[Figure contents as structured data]
— BEGIN —
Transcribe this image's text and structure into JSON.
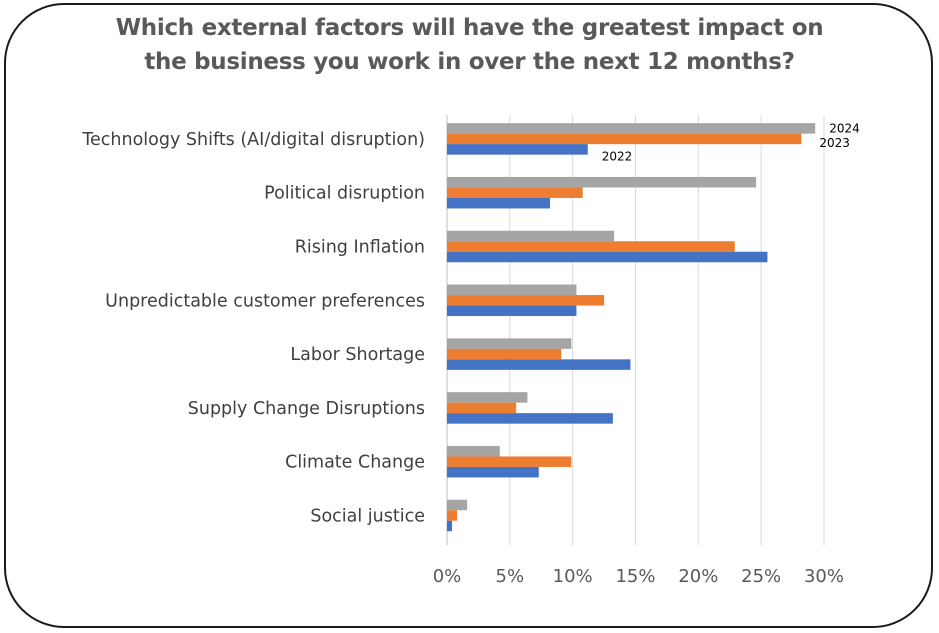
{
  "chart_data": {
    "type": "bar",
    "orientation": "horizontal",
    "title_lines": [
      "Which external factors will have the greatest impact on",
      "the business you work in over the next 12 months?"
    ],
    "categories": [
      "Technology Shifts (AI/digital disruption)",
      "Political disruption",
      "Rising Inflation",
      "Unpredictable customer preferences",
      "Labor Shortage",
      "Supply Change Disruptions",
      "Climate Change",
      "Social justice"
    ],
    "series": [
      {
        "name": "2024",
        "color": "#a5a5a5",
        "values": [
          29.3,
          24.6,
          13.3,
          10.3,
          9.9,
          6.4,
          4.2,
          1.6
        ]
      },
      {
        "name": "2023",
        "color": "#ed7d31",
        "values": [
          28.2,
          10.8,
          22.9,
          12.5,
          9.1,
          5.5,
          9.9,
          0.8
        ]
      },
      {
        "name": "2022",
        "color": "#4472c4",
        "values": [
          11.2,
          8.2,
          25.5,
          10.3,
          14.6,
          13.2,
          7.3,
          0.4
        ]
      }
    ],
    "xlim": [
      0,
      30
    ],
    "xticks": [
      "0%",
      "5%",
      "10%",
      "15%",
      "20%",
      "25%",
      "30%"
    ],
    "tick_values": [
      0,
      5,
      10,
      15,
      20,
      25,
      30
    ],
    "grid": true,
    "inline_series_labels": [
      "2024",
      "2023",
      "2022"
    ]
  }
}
— END —
— BEGIN —
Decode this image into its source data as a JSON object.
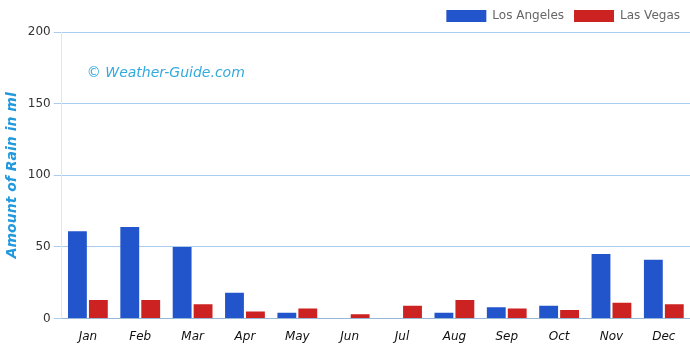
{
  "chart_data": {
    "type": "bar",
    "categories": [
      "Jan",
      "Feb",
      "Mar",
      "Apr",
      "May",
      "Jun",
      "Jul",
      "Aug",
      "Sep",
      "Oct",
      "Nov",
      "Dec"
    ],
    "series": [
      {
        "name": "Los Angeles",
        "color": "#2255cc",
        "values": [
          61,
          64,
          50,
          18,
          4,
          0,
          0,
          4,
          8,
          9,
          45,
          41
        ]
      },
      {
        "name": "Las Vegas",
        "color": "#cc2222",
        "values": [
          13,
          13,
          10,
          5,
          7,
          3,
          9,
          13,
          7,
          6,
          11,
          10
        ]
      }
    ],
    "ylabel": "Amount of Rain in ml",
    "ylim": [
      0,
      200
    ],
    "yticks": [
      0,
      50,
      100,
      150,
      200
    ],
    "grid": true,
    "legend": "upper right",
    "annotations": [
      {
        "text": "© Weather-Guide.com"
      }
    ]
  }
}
— END —
— BEGIN —
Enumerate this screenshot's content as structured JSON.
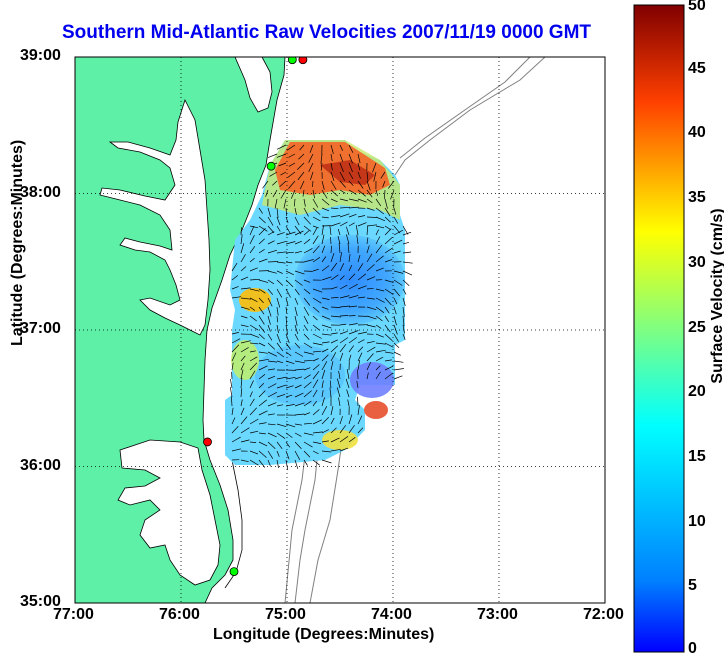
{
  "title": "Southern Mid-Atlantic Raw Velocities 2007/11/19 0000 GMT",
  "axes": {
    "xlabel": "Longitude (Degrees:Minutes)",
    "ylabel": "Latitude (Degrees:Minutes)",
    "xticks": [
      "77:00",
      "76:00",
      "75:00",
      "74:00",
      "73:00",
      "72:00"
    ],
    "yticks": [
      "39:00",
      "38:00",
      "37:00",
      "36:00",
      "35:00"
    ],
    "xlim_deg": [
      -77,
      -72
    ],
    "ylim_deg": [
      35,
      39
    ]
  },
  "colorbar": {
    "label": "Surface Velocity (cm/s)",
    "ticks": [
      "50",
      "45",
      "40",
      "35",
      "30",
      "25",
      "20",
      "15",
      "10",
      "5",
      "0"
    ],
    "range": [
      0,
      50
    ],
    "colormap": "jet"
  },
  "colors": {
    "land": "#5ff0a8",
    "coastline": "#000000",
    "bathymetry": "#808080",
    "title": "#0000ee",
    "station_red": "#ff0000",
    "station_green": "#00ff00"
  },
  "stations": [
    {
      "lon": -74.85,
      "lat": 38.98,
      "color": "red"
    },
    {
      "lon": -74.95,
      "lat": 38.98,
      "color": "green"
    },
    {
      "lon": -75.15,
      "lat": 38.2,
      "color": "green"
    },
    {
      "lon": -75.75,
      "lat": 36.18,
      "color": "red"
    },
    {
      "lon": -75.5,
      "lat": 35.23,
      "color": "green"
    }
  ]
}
— END —
- [To be done] Which lines contain the word "JSON"? Return each of them.

- [Task answer]
Transcribe this image's text and structure into JSON.
Decode this image into its source data as a JSON object.
Enumerate this screenshot's content as structured JSON.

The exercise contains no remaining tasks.